## Written instruction
Please output every line of the material as it stands, without the pictures.

## Data records
>>>>>

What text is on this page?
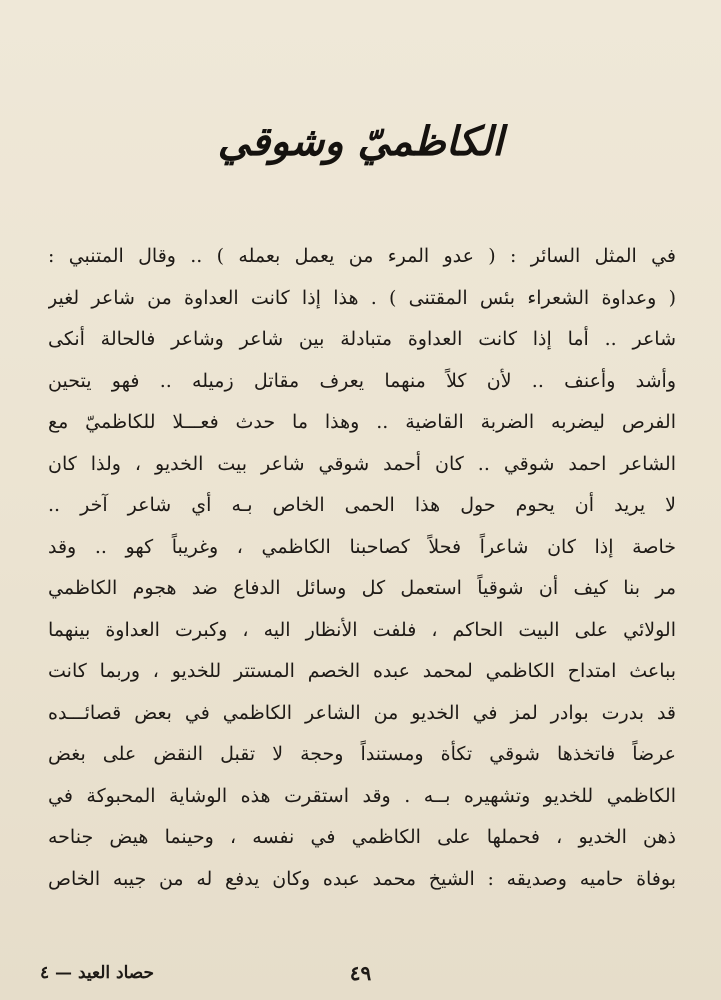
الكاظميّ وشوقي
في المثل السائر : ( عدو المرء من يعمل بعمله ) .. وقال المتنبي :
( وعداوة الشعراء بئس المقتنى ) . هذا إذا كانت العداوة من شاعر لغير
شاعر .. أما إذا كانت العداوة متبادلة بين شاعر وشاعر فالحالة أنكى
وأشد وأعنف .. لأن كلاً منهما يعرف مقاتل زميله .. فهو يتحين
الفرص ليضربه الضربة القاضية .. وهذا ما حدث فعـــلا للكاظميّ مع
الشاعر احمد شوقي .. كان أحمد شوقي شاعر بيت الخديو ، ولذا كان
لا يريد أن يحوم حول هذا الحمى الخاص بـه أي شاعر آخر ..
خاصة إذا كان شاعراً فحلاً كصاحبنا الكاظمي ، وغريباً كهو .. وقد
مر بنا كيف أن شوقياً استعمل كل وسائل الدفاع ضد هجوم الكاظمي
الولائي على البيت الحاكم ، فلفت الأنظار اليه ، وكبرت العداوة بينهما
بباعث امتداح الكاظمي لمحمد عبده الخصم المستتر للخديو ، وربما كانت
قد بدرت بوادر لمز في الخديو من الشاعر الكاظمي في بعض قصائـــده
عرضاً فاتخذها شوقي تكأة ومستنداً وحجة لا تقبل النقض على بغض
الكاظمي للخديو وتشهيره بــه . وقد استقرت هذه الوشاية المحبوكة في
ذهن الخديو ، فحملها على الكاظمي في نفسه ، وحينما هيض جناحه
بوفاة حاميه وصديقه : الشيخ محمد عبده وكان يدفع له من جيبه الخاص
٤٩
حصاد العيد — ٤
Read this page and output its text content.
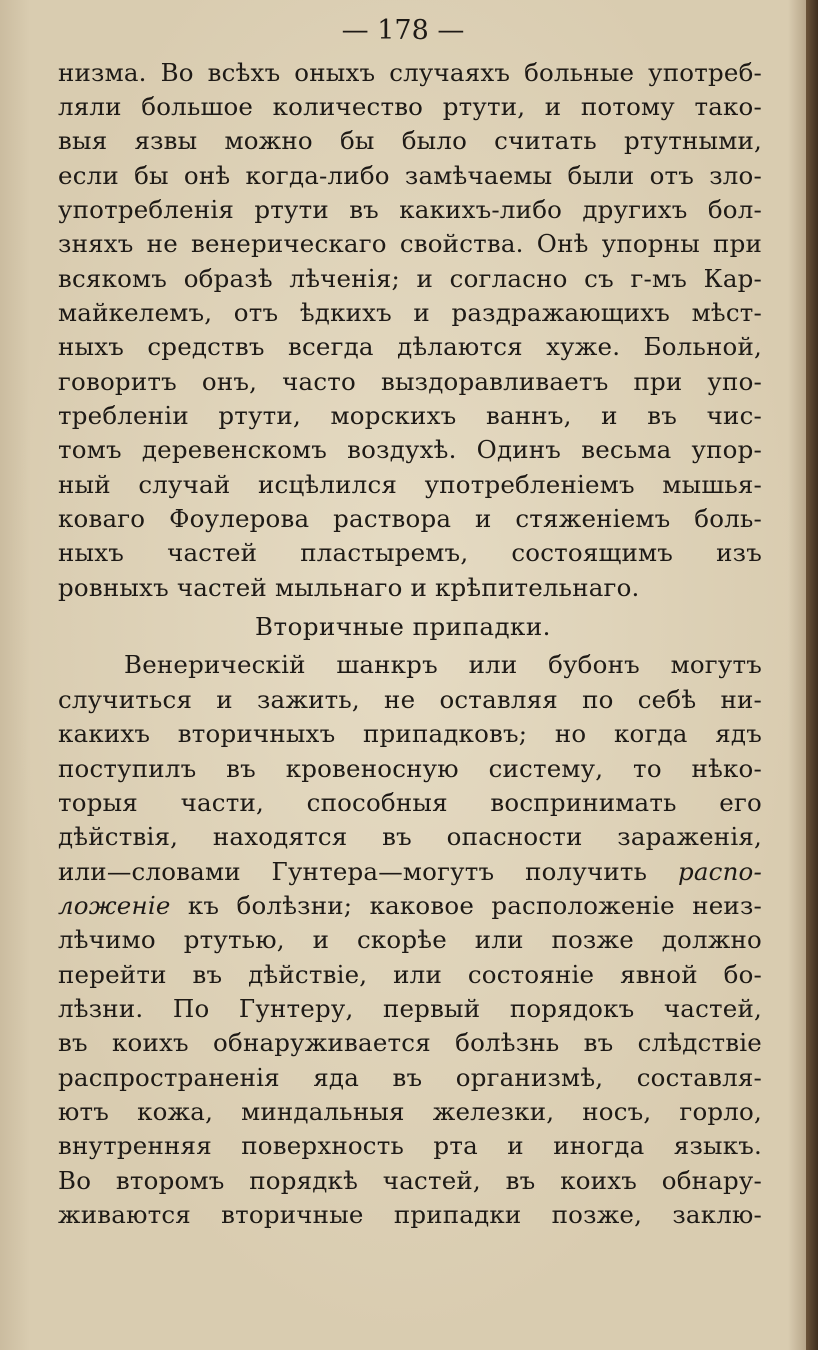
— 178 —
низма. Во всѣхъ оныхъ случаяхъ больные употреб-
ляли большое количество ртути, и потому тако-
выя язвы можно бы было считать ртутными,
если бы онѣ когда-либо замѣчаемы были отъ зло-
употребленія ртути въ какихъ-либо другихъ бол-
зняхъ не венерическаго свойства. Онѣ упорны при
всякомъ образѣ лѣченія; и согласно съ г-мъ Кар-
майкелемъ, отъ ѣдкихъ и раздражающихъ мѣст-
ныхъ средствъ всегда дѣлаются хуже. Больной,
говоритъ онъ, часто выздоравливаетъ при упо-
требленіи ртути, морскихъ ваннъ, и въ чис-
томъ деревенскомъ воздухѣ. Одинъ весьма упор-
ный случай исцѣлился употребленіемъ мышья-
коваго Фоулерова раствора и стяженіемъ боль-
ныхъ частей пластыремъ, состоящимъ изъ
ровныхъ частей мыльнаго и крѣпительнаго.
Вторичные припадки.
Венерическій шанкръ или бубонъ могутъ
случиться и зажить, не оставляя по себѣ ни-
какихъ вторичныхъ припадковъ; но когда ядъ
поступилъ въ кровеносную систему, то нѣко-
торыя части, способныя воспринимать его
дѣйствія, находятся въ опасности зараженія,
или—словами Гунтера—могутъ получить распо-
ложеніе къ болѣзни; каковое расположеніе неиз-
лѣчимо ртутью, и скорѣе или позже должно
перейти въ дѣйствіе, или состояніе явной бо-
лѣзни. По Гунтеру, первый порядокъ частей,
въ коихъ обнаруживается болѣзнь въ слѣдствіе
распространенія яда въ организмѣ, составля-
ютъ кожа, миндальныя железки, носъ, горло,
внутренняя поверхность рта и иногда языкъ.
Во второмъ порядкѣ частей, въ коихъ обнару-
живаются вторичные припадки позже, заклю-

<<<<<

## Answer for this exercise
What text is on this page?
الكاظميّ وشوقي
في المثل السائر : ( عدو المرء من يعمل بعمله ) .. وقال المتنبي :
( وعداوة الشعراء بئس المقتنى ) . هذا إذا كانت العداوة من شاعر لغير
شاعر .. أما إذا كانت العداوة متبادلة بين شاعر وشاعر فالحالة أنكى
وأشد وأعنف .. لأن كلاً منهما يعرف مقاتل زميله .. فهو يتحين
الفرص ليضربه الضربة القاضية .. وهذا ما حدث فعـــلا للكاظميّ مع
الشاعر احمد شوقي .. كان أحمد شوقي شاعر بيت الخديو ، ولذا كان
لا يريد أن يحوم حول هذا الحمى الخاص بـه أي شاعر آخر ..
خاصة إذا كان شاعراً فحلاً كصاحبنا الكاظمي ، وغريباً كهو .. وقد
مر بنا كيف أن شوقياً استعمل كل وسائل الدفاع ضد هجوم الكاظمي
الولائي على البيت الحاكم ، فلفت الأنظار اليه ، وكبرت العداوة بينهما
بباعث امتداح الكاظمي لمحمد عبده الخصم المستتر للخديو ، وربما كانت
قد بدرت بوادر لمز في الخديو من الشاعر الكاظمي في بعض قصائـــده
عرضاً فاتخذها شوقي تكأة ومستنداً وحجة لا تقبل النقض على بغض
الكاظمي للخديو وتشهيره بــه . وقد استقرت هذه الوشاية المحبوكة في
ذهن الخديو ، فحملها على الكاظمي في نفسه ، وحينما هيض جناحه
بوفاة حاميه وصديقه : الشيخ محمد عبده وكان يدفع له من جيبه الخاص
٤٩
حصاد العيد — ٤
Read this page and output its text content.
— 178 —
низма. Во всѣхъ оныхъ случаяхъ больные употреб-
ляли большое количество ртути, и потому тако-
выя язвы можно бы было считать ртутными,
если бы онѣ когда-либо замѣчаемы были отъ зло-
употребленія ртути въ какихъ-либо другихъ бол-
зняхъ не венерическаго свойства. Онѣ упорны при
всякомъ образѣ лѣченія; и согласно съ г-мъ Кар-
майкелемъ, отъ ѣдкихъ и раздражающихъ мѣст-
ныхъ средствъ всегда дѣлаются хуже. Больной,
говоритъ онъ, часто выздоравливаетъ при упо-
требленіи ртути, морскихъ ваннъ, и въ чис-
томъ деревенскомъ воздухѣ. Одинъ весьма упор-
ный случай исцѣлился употребленіемъ мышья-
коваго Фоулерова раствора и стяженіемъ боль-
ныхъ частей пластыремъ, состоящимъ изъ
ровныхъ частей мыльнаго и крѣпительнаго.
Вторичные припадки.
Венерическій шанкръ или бубонъ могутъ
случиться и зажить, не оставляя по себѣ ни-
какихъ вторичныхъ припадковъ; но когда ядъ
поступилъ въ кровеносную систему, то нѣко-
торыя части, способныя воспринимать его
дѣйствія, находятся въ опасности зараженія,
или—словами Гунтера—могутъ получить распо-
ложеніе къ болѣзни; каковое расположеніе неиз-
лѣчимо ртутью, и скорѣе или позже должно
перейти въ дѣйствіе, или состояніе явной бо-
лѣзни. По Гунтеру, первый порядокъ частей,
въ коихъ обнаруживается болѣзнь въ слѣдствіе
распространенія яда въ организмѣ, составля-
ютъ кожа, миндальныя железки, носъ, горло,
внутренняя поверхность рта и иногда языкъ.
Во второмъ порядкѣ частей, въ коихъ обнару-
живаются вторичные припадки позже, заклю-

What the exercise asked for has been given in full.